▶ EXERCISE PROMPT
Leave out the pictures and reproduce all of the data exactly.

▶ MATERIAL FOR THIS EXERCISE

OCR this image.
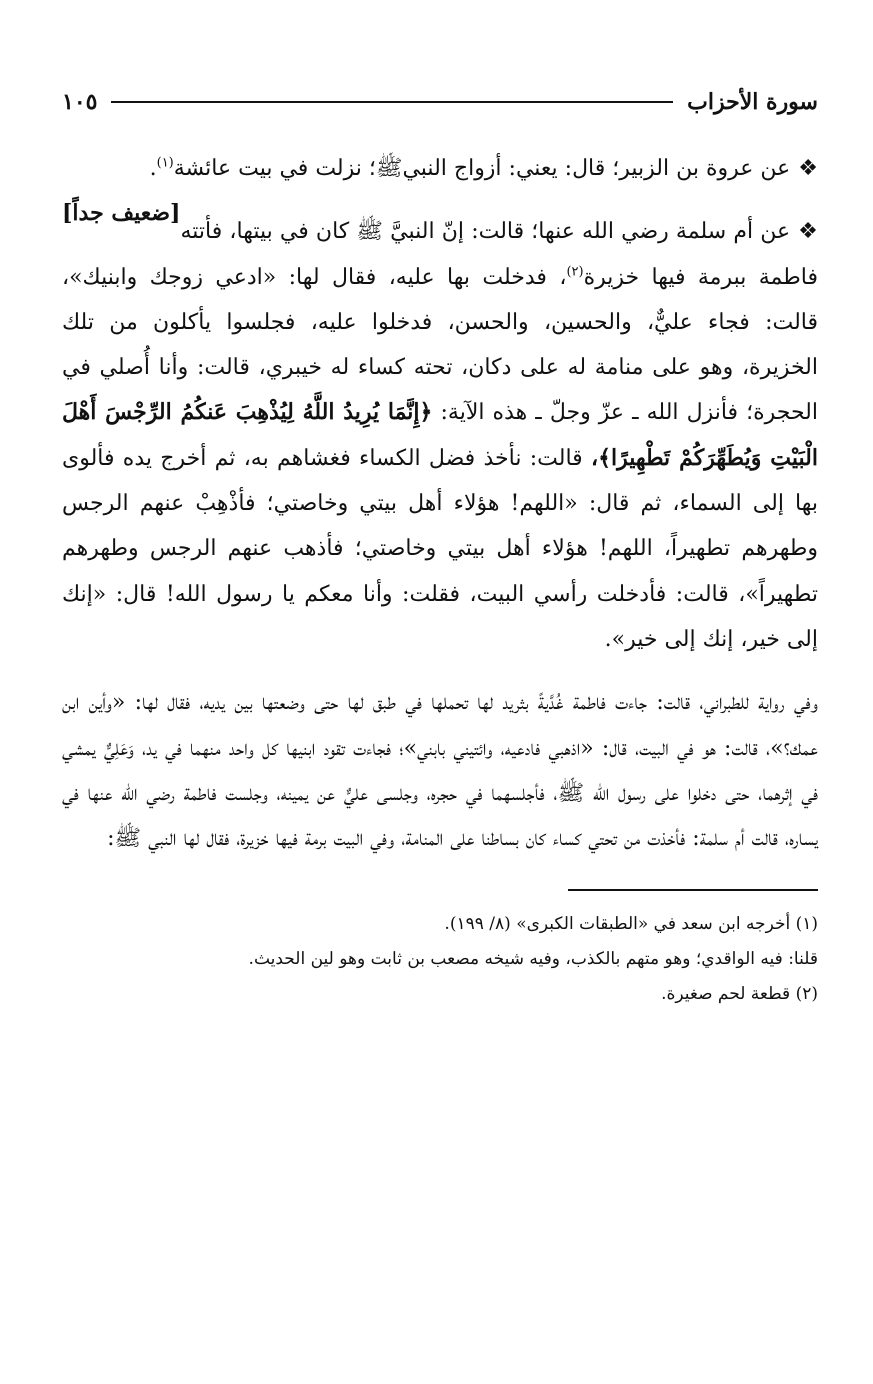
سورة الأحزاب
١٠٥

❖عن عروة بن الزبير؛ قال: يعني: أزواج النبيﷺ؛ نزلت في بيت عائشة$^{(١)}$.
[ضعيف جداً]

❖عن أم سلمة رضي الله عنها؛ قالت: إنّ النبيَّ ﷺ كان في بيتها، فأتته فاطمة ببرمة فيها خزيرة$^{(٢)}$، فدخلت بها عليه، فقال لها: «ادعي زوجك وابنيك»، قالت: فجاء عليٌّ، والحسين، والحسن، فدخلوا عليه، فجلسوا يأكلون من تلك الخزيرة، وهو على منامة له على دكان، تحته كساء له خيبري، قالت: وأنا أُصلي في الحجرة؛ فأنزل الله ـ عزّ وجلّ ـ هذه الآية: ﴿إِنَّمَا يُرِيدُ اللَّهُ لِيُذْهِبَ عَنكُمُ الرِّجْسَ أَهْلَ الْبَيْتِ وَيُطَهِّرَكُمْ تَطْهِيرًا﴾، قالت: نأخذ فضل الكساء فغشاهم به، ثم أخرج يده فألوى بها إلى السماء، ثم قال: «اللهم! هؤلاء أهل بيتي وخاصتي؛ فأذْهِبْ عنهم الرجس وطهرهم تطهيراً، اللهم! هؤلاء أهل بيتي وخاصتي؛ فأذهب عنهم الرجس وطهرهم تطهيراً»، قالت: فأدخلت رأسي البيت، فقلت: وأنا معكم يا رسول الله! قال: «إنك إلى خير، إنك إلى خير».

وفي رواية للطبراني، قالت: جاءت فاطمة غُدَّيةً بثريد لها تحملها في طبق لها حتى وضعتها بين يديه، فقال لها: «وأين ابن عمك؟»، قالت: هو في البيت، قال: «اذهبي فادعيه، وائتيني بابني»؛ فجاءت تقود ابنيها كل واحد منهما في يد، وَعَلِيٌّ يمشي في إثرهما، حتى دخلوا على رسول الله ﷺ، فأجلسهما في حجره، وجلسى عليٌّ عن يمينه، وجلست فاطمة رضي الله عنها في يساره، قالت أم سلمة: فأخذت من تحتي كساء كان بساطنا على المنامة، وفي البيت برمة فيها خزيرة، فقال لها النبي ﷺ:

(١) أخرجه ابن سعد في «الطبقات الكبرى» (٨/ ١٩٩).

قلنا: فيه الواقدي؛ وهو متهم بالكذب، وفيه شيخه مصعب بن ثابت وهو لين الحديث.

(٢) قطعة لحم صغيرة.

▶ EXERCISE OUTPUT
OCR this image.
سورة الأحزاب
١٠٥

❖عن عروة بن الزبير؛ قال: يعني: أزواج النبيﷺ؛ نزلت في بيت عائشة$^{(١)}$.
[ضعيف جداً]

❖عن أم سلمة رضي الله عنها؛ قالت: إنّ النبيَّ ﷺ كان في بيتها، فأتته فاطمة ببرمة فيها خزيرة$^{(٢)}$، فدخلت بها عليه، فقال لها: «ادعي زوجك وابنيك»، قالت: فجاء عليٌّ، والحسين، والحسن، فدخلوا عليه، فجلسوا يأكلون من تلك الخزيرة، وهو على منامة له على دكان، تحته كساء له خيبري، قالت: وأنا أُصلي في الحجرة؛ فأنزل الله ـ عزّ وجلّ ـ هذه الآية: ﴿إِنَّمَا يُرِيدُ اللَّهُ لِيُذْهِبَ عَنكُمُ الرِّجْسَ أَهْلَ الْبَيْتِ وَيُطَهِّرَكُمْ تَطْهِيرًا﴾، قالت: نأخذ فضل الكساء فغشاهم به، ثم أخرج يده فألوى بها إلى السماء، ثم قال: «اللهم! هؤلاء أهل بيتي وخاصتي؛ فأذْهِبْ عنهم الرجس وطهرهم تطهيراً، اللهم! هؤلاء أهل بيتي وخاصتي؛ فأذهب عنهم الرجس وطهرهم تطهيراً»، قالت: فأدخلت رأسي البيت، فقلت: وأنا معكم يا رسول الله! قال: «إنك إلى خير، إنك إلى خير».

وفي رواية للطبراني، قالت: جاءت فاطمة غُدَّيةً بثريد لها تحملها في طبق لها حتى وضعتها بين يديه، فقال لها: «وأين ابن عمك؟»، قالت: هو في البيت، قال: «اذهبي فادعيه، وائتيني بابني»؛ فجاءت تقود ابنيها كل واحد منهما في يد، وَعَلِيٌّ يمشي في إثرهما، حتى دخلوا على رسول الله ﷺ، فأجلسهما في حجره، وجلسى عليٌّ عن يمينه، وجلست فاطمة رضي الله عنها في يساره، قالت أم سلمة: فأخذت من تحتي كساء كان بساطنا على المنامة، وفي البيت برمة فيها خزيرة، فقال لها النبي ﷺ:

(١) أخرجه ابن سعد في «الطبقات الكبرى» (٨/ ١٩٩).

قلنا: فيه الواقدي؛ وهو متهم بالكذب، وفيه شيخه مصعب بن ثابت وهو لين الحديث.

(٢) قطعة لحم صغيرة.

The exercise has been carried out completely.